ENTRIES -
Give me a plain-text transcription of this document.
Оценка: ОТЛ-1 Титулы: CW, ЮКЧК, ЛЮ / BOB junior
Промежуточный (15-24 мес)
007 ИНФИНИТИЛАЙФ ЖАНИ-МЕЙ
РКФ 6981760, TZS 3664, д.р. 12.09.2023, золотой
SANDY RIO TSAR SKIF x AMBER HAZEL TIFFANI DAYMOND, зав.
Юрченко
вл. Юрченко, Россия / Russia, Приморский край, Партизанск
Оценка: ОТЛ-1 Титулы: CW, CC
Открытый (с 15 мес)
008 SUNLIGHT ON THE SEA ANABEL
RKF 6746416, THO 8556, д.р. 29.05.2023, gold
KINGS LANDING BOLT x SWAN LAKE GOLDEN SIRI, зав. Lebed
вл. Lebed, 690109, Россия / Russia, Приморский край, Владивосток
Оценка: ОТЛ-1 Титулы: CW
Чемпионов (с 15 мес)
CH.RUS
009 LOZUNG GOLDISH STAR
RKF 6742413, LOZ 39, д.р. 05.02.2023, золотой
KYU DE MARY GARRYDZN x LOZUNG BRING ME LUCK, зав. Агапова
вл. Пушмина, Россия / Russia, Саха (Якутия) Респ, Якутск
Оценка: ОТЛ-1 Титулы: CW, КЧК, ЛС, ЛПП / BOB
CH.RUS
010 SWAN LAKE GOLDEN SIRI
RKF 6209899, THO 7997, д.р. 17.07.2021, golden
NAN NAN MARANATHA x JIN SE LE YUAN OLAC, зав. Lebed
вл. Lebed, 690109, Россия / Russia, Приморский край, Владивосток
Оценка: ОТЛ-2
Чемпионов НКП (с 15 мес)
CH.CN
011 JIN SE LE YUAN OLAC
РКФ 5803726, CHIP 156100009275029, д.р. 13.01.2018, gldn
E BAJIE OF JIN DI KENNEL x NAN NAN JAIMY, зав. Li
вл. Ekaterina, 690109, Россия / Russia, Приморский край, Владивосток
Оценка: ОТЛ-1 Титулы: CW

OBJECTIVE - Go through the records and pull out each line that includes the word "край".

FINAL ANSWER -
вл. Юрченко, Россия / Russia, Приморский край, Партизанск
вл. Lebed, 690109, Россия / Russia, Приморский край, Владивосток
вл. Lebed, 690109, Россия / Russia, Приморский край, Владивосток
вл. Ekaterina, 690109, Россия / Russia, Приморский край, Владивосток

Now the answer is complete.